-- EXERCISE DATA start --
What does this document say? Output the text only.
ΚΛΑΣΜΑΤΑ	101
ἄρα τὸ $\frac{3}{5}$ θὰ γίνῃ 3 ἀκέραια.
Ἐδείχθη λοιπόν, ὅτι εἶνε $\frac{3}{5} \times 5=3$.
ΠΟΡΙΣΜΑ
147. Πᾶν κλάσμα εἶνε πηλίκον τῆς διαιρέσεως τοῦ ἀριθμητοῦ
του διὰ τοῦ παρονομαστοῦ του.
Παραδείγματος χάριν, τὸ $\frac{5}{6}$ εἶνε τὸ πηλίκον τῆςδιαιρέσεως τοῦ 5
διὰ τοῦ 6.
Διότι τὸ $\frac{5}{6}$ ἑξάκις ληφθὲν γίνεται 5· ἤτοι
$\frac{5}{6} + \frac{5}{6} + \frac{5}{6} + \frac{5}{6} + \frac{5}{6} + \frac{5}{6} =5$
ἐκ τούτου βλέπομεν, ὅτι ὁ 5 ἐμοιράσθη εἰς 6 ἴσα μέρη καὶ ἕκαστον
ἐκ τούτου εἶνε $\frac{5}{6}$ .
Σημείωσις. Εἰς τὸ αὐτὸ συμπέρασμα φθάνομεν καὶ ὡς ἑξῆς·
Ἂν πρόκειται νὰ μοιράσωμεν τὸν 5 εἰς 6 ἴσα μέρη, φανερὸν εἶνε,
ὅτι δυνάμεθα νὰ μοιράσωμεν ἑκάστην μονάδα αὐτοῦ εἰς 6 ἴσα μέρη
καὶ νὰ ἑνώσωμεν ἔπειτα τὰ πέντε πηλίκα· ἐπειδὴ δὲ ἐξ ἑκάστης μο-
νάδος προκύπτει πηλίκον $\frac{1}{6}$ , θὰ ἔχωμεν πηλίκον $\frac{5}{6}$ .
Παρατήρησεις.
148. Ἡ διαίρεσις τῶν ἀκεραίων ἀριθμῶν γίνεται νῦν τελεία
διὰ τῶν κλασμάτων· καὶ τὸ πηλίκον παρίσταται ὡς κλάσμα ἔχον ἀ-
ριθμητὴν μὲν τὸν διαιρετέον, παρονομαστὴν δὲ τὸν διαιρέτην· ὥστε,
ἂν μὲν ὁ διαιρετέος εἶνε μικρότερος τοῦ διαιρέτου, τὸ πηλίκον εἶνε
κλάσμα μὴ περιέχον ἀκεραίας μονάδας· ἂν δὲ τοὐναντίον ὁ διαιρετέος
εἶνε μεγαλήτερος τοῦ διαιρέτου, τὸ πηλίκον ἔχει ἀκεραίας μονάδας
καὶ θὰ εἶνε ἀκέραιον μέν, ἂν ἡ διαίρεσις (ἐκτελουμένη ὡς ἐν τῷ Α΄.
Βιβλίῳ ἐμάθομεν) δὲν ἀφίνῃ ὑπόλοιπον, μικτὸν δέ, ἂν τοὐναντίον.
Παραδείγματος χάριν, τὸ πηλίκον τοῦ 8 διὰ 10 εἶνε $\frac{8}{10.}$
-- EXERCISE DATA end --
## STATED TASK
Quote every record above exactly.

## SOLVED PROBLEM
What does this document say? Output the text only.
ΚΛΑΣΜΑΤΑ	101
ἄρα τὸ $\frac{3}{5}$ θὰ γίνῃ 3 ἀκέραια.
Ἐδείχθη λοιπόν, ὅτι εἶνε $\frac{3}{5} \times 5=3$.
ΠΟΡΙΣΜΑ
147. Πᾶν κλάσμα εἶνε πηλίκον τῆς διαιρέσεως τοῦ ἀριθμητοῦ
του διὰ τοῦ παρονομαστοῦ του.
Παραδείγματος χάριν, τὸ $\frac{5}{6}$ εἶνε τὸ πηλίκον τῆςδιαιρέσεως τοῦ 5
διὰ τοῦ 6.
Διότι τὸ $\frac{5}{6}$ ἑξάκις ληφθὲν γίνεται 5· ἤτοι
$\frac{5}{6} + \frac{5}{6} + \frac{5}{6} + \frac{5}{6} + \frac{5}{6} + \frac{5}{6} =5$
ἐκ τούτου βλέπομεν, ὅτι ὁ 5 ἐμοιράσθη εἰς 6 ἴσα μέρη καὶ ἕκαστον
ἐκ τούτου εἶνε $\frac{5}{6}$ .
Σημείωσις. Εἰς τὸ αὐτὸ συμπέρασμα φθάνομεν καὶ ὡς ἑξῆς·
Ἂν πρόκειται νὰ μοιράσωμεν τὸν 5 εἰς 6 ἴσα μέρη, φανερὸν εἶνε,
ὅτι δυνάμεθα νὰ μοιράσωμεν ἑκάστην μονάδα αὐτοῦ εἰς 6 ἴσα μέρη
καὶ νὰ ἑνώσωμεν ἔπειτα τὰ πέντε πηλίκα· ἐπειδὴ δὲ ἐξ ἑκάστης μο-
νάδος προκύπτει πηλίκον $\frac{1}{6}$ , θὰ ἔχωμεν πηλίκον $\frac{5}{6}$ .
Παρατήρησεις.
148. Ἡ διαίρεσις τῶν ἀκεραίων ἀριθμῶν γίνεται νῦν τελεία
διὰ τῶν κλασμάτων· καὶ τὸ πηλίκον παρίσταται ὡς κλάσμα ἔχον ἀ-
ριθμητὴν μὲν τὸν διαιρετέον, παρονομαστὴν δὲ τὸν διαιρέτην· ὥστε,
ἂν μὲν ὁ διαιρετέος εἶνε μικρότερος τοῦ διαιρέτου, τὸ πηλίκον εἶνε
κλάσμα μὴ περιέχον ἀκεραίας μονάδας· ἂν δὲ τοὐναντίον ὁ διαιρετέος
εἶνε μεγαλήτερος τοῦ διαιρέτου, τὸ πηλίκον ἔχει ἀκεραίας μονάδας
καὶ θὰ εἶνε ἀκέραιον μέν, ἂν ἡ διαίρεσις (ἐκτελουμένη ὡς ἐν τῷ Α΄.
Βιβλίῳ ἐμάθομεν) δὲν ἀφίνῃ ὑπόλοιπον, μικτὸν δέ, ἂν τοὐναντίον.
Παραδείγματος χάριν, τὸ πηλίκον τοῦ 8 διὰ 10 εἶνε $\frac{8}{10.}$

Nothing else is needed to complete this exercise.